-- BEGIN Information supplied --

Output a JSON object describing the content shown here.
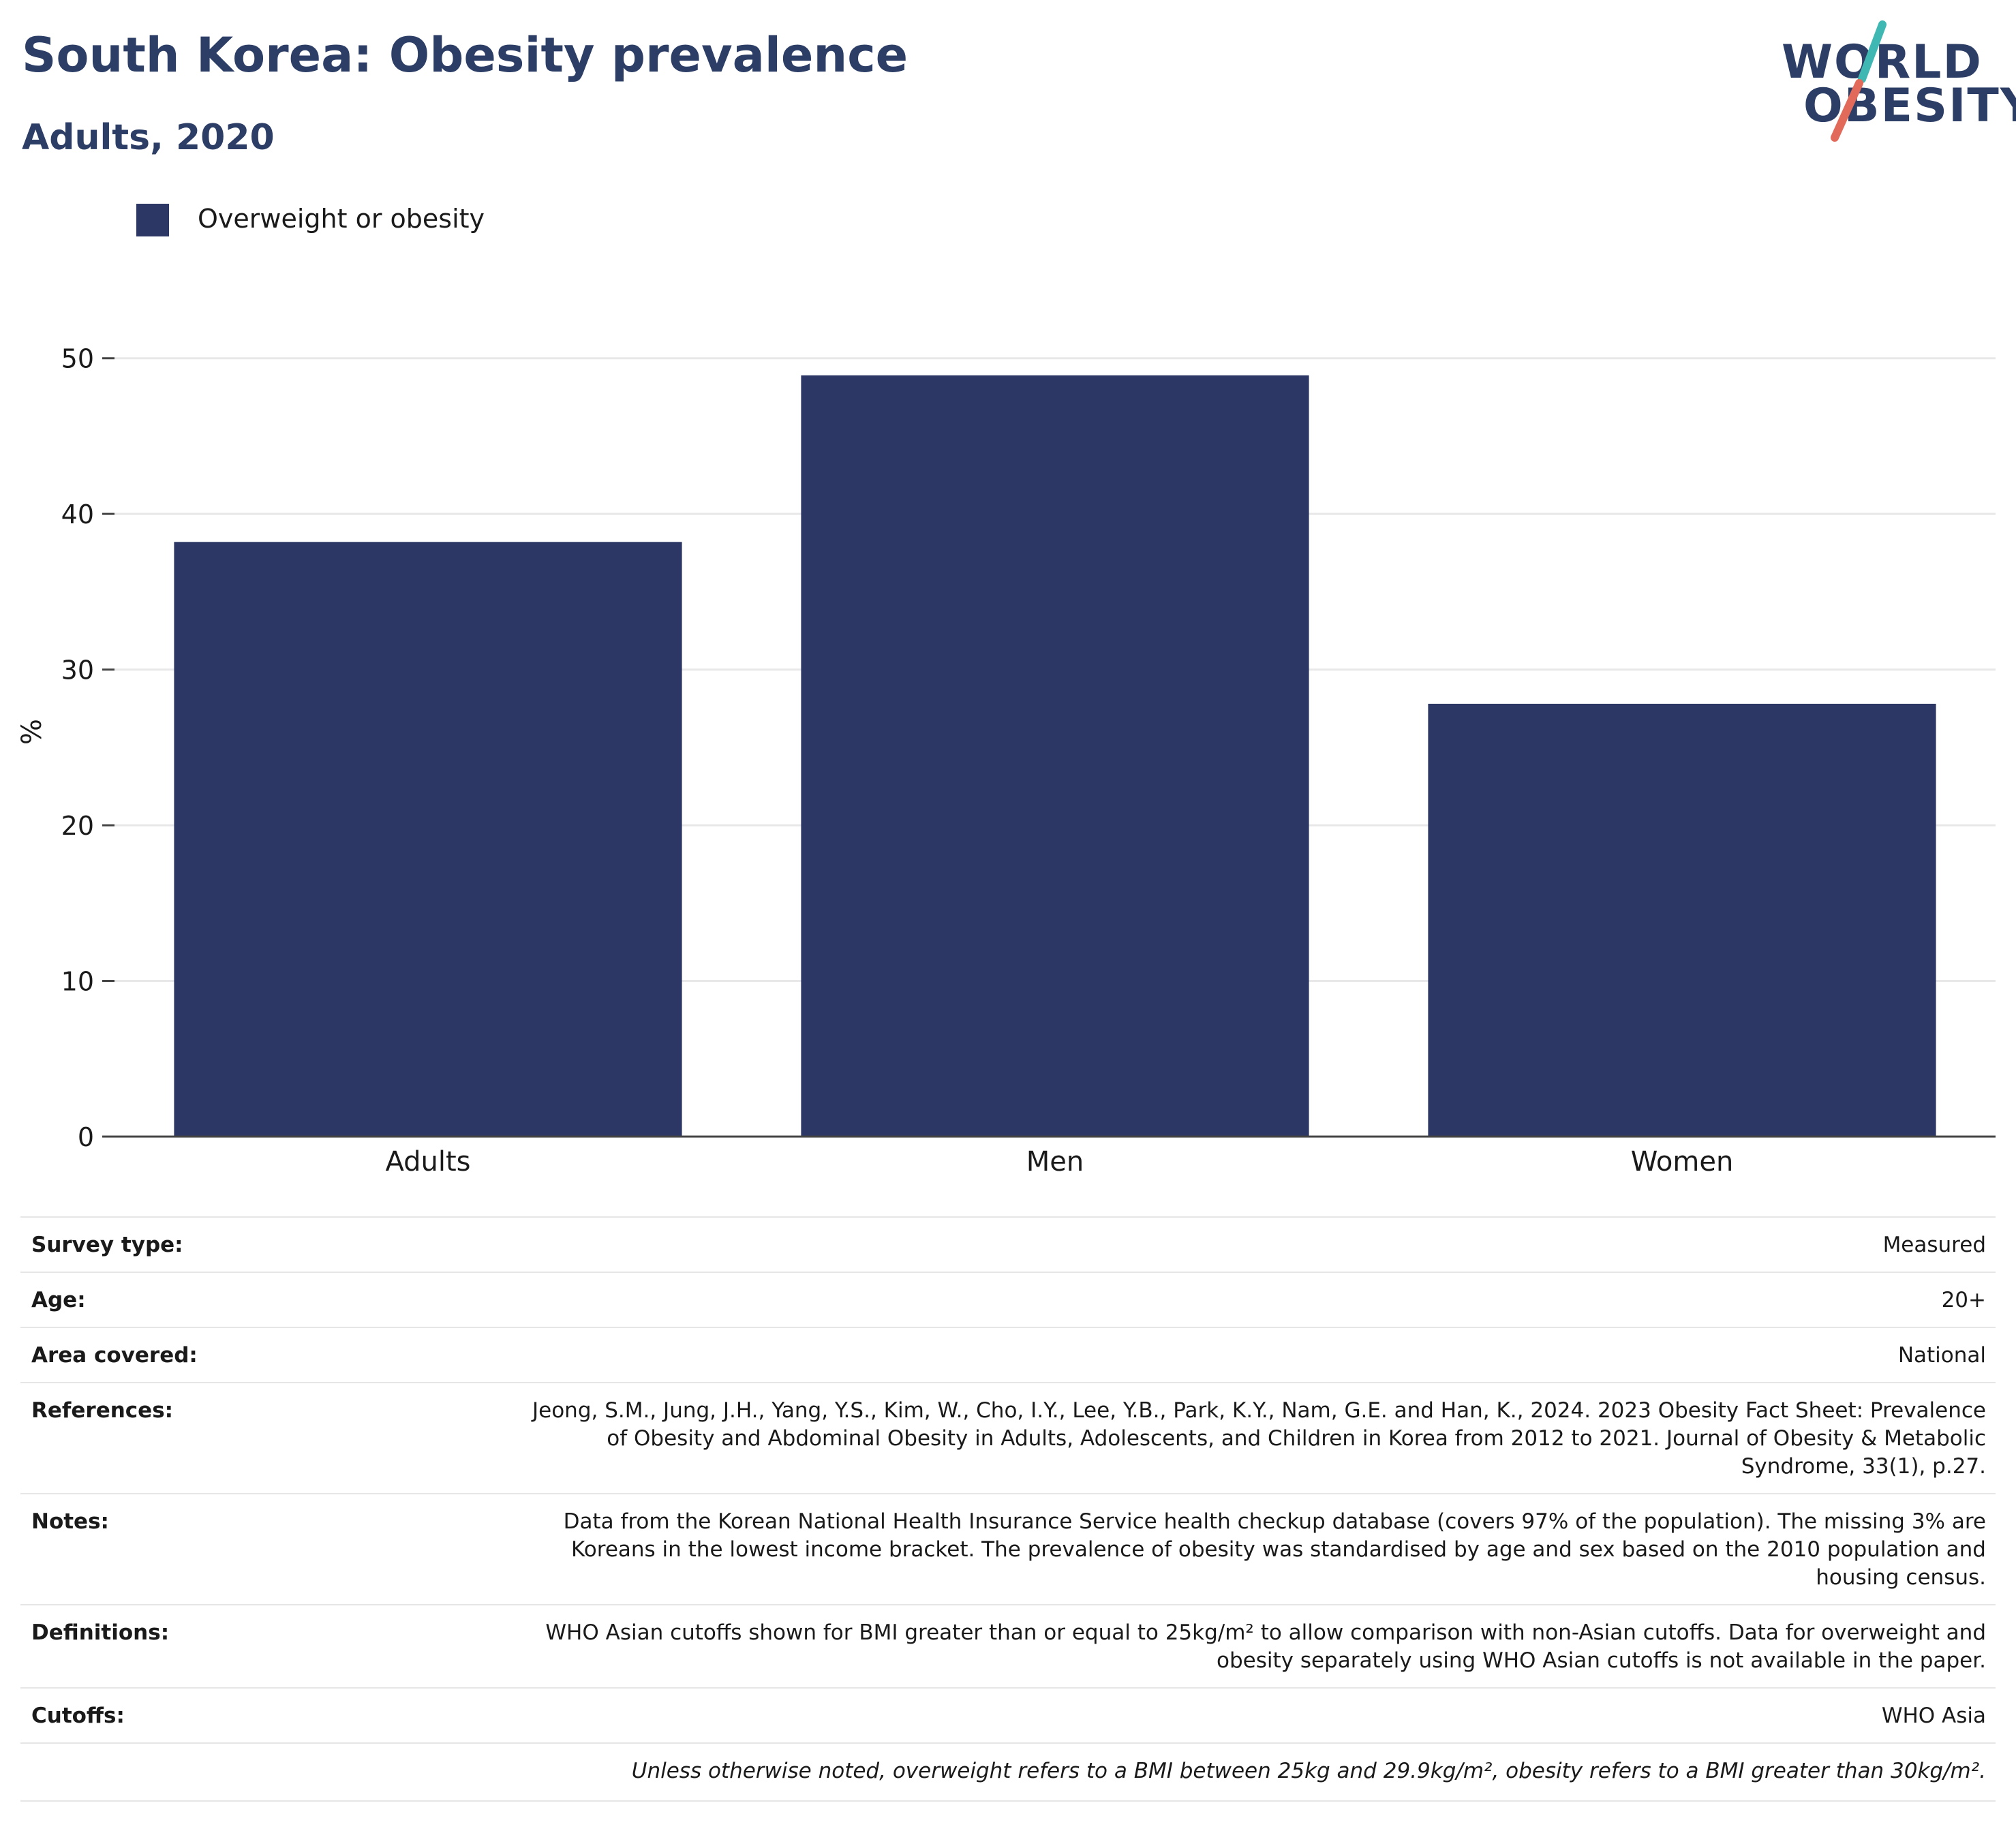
{
  "header": {
    "title": "South Korea: Obesity prevalence",
    "subtitle": "Adults, 2020"
  },
  "logo": {
    "line1": "WORLD",
    "line2": "OBESITY",
    "accent_teal": "#3fb8b3",
    "accent_coral": "#e26a5a"
  },
  "colors": {
    "bar": "#2c3766",
    "title": "#2c3e66",
    "grid": "#e8e8e8"
  },
  "chart_data": {
    "type": "bar",
    "title": "South Korea: Obesity prevalence",
    "subtitle": "Adults, 2020",
    "categories": [
      "Adults",
      "Men",
      "Women"
    ],
    "series": [
      {
        "name": "Overweight or obesity",
        "values": [
          38.2,
          48.9,
          27.8
        ]
      }
    ],
    "xlabel": "",
    "ylabel": "%",
    "ylim": [
      0,
      52
    ],
    "yticks": [
      0,
      10,
      20,
      30,
      40,
      50
    ],
    "grid": true,
    "legend_position": "top-left"
  },
  "meta": {
    "rows": [
      {
        "label": "Survey type:",
        "value": "Measured"
      },
      {
        "label": "Age:",
        "value": "20+"
      },
      {
        "label": "Area covered:",
        "value": "National"
      },
      {
        "label": "References:",
        "value": "Jeong, S.M., Jung, J.H., Yang, Y.S., Kim, W., Cho, I.Y., Lee, Y.B., Park, K.Y., Nam, G.E. and Han, K., 2024. 2023 Obesity Fact Sheet: Prevalence of Obesity and Abdominal Obesity in Adults, Adolescents, and Children in Korea from 2012 to 2021. Journal of Obesity & Metabolic Syndrome, 33(1), p.27."
      },
      {
        "label": "Notes:",
        "value": "Data from the Korean National Health Insurance Service health checkup database (covers 97% of the population). The missing 3% are Koreans in the lowest income bracket. The prevalence of obesity was standardised by age and sex based on the 2010 population and housing census."
      },
      {
        "label": "Definitions:",
        "value": "WHO Asian cutoffs shown for BMI greater than or equal to 25kg/m² to allow comparison with non-Asian cutoffs. Data for overweight and obesity separately using WHO Asian cutoffs is not available in the paper."
      },
      {
        "label": "Cutoffs:",
        "value": "WHO Asia"
      }
    ],
    "footnote": "Unless otherwise noted, overweight refers to a BMI between 25kg and 29.9kg/m², obesity refers to a BMI greater than 30kg/m²."
  }
}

-- END Information supplied --

**Given exercise:**
Looking at the records above, say how many lines hold the string "shown". Write nothing but the number.

**Result of the task:**
2